◆ Exercise ◆
Filter the entries below, keeping every line that has the word "allow".

◆ Data rows ◆
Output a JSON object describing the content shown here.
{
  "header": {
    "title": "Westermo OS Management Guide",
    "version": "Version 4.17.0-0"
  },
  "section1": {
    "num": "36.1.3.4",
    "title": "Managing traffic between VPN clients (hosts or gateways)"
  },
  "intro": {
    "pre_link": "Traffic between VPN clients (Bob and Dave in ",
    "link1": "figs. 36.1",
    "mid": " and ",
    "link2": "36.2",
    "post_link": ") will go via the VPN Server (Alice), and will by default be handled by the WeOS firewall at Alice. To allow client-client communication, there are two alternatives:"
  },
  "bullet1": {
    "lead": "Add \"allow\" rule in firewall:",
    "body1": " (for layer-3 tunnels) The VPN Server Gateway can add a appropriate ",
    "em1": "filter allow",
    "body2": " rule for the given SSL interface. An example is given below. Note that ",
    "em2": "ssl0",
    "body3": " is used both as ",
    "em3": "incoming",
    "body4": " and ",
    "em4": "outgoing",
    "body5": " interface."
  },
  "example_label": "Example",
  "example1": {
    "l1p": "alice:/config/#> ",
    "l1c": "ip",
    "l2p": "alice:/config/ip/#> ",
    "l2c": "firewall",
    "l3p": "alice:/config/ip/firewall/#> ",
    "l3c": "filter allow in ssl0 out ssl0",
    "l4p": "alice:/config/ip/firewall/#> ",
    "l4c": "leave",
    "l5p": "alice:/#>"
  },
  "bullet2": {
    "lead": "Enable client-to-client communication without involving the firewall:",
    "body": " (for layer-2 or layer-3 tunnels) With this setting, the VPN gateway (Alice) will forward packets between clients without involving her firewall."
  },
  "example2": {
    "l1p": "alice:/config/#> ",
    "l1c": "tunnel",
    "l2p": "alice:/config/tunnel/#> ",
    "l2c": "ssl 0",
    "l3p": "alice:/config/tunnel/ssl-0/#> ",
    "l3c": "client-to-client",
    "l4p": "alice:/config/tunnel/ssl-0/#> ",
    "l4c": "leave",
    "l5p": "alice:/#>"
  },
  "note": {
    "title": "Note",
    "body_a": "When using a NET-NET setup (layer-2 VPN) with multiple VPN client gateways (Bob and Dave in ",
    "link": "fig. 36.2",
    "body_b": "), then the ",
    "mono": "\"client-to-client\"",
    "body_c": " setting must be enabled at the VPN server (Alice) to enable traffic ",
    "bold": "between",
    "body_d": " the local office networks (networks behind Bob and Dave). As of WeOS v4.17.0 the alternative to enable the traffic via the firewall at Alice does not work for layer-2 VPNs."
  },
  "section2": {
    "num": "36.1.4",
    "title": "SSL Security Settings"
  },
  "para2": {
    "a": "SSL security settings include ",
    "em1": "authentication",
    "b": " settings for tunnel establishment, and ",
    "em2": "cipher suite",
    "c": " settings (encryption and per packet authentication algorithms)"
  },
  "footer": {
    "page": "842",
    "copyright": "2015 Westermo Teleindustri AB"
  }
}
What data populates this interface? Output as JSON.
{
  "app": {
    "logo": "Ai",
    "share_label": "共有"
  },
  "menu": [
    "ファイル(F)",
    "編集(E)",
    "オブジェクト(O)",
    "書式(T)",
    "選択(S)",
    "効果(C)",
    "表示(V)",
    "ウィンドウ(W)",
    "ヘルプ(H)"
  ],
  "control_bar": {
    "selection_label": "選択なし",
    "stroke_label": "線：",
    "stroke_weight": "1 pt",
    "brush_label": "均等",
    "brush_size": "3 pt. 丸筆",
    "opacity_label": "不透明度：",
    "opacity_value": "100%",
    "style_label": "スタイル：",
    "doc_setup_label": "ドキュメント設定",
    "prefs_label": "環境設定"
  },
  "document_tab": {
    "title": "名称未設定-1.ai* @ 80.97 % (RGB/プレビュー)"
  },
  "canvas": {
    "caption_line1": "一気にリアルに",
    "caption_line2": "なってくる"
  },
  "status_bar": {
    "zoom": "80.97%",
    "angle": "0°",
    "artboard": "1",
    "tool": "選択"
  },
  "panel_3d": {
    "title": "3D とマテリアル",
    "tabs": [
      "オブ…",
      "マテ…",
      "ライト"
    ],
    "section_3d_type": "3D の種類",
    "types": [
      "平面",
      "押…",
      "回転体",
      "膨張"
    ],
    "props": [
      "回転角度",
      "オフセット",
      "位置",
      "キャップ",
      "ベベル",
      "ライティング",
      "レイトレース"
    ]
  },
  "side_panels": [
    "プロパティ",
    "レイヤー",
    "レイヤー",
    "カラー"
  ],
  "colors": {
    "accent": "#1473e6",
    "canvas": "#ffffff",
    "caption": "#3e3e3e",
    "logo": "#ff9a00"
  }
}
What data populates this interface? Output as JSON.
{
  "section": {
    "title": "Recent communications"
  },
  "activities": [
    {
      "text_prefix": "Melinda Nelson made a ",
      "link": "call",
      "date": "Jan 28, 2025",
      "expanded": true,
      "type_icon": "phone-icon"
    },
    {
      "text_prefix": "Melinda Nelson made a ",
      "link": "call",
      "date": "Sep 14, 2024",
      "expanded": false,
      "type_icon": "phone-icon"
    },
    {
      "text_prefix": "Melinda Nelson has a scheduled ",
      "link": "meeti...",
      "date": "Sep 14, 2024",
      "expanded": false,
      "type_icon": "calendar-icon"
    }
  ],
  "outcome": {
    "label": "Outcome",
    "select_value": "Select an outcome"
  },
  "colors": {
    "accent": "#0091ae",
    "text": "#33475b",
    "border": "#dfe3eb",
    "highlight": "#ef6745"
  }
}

◆ Task response ◆
    "post_link": ") will go via the VPN Server (Alice), and will by default be handled by the WeOS firewall at Alice. To allow client-client communication, there are two alternatives:"
    "lead": "Add \"allow\" rule in firewall:",
    "em1": "filter allow",
    "l3c": "filter allow in ssl0 out ssl0",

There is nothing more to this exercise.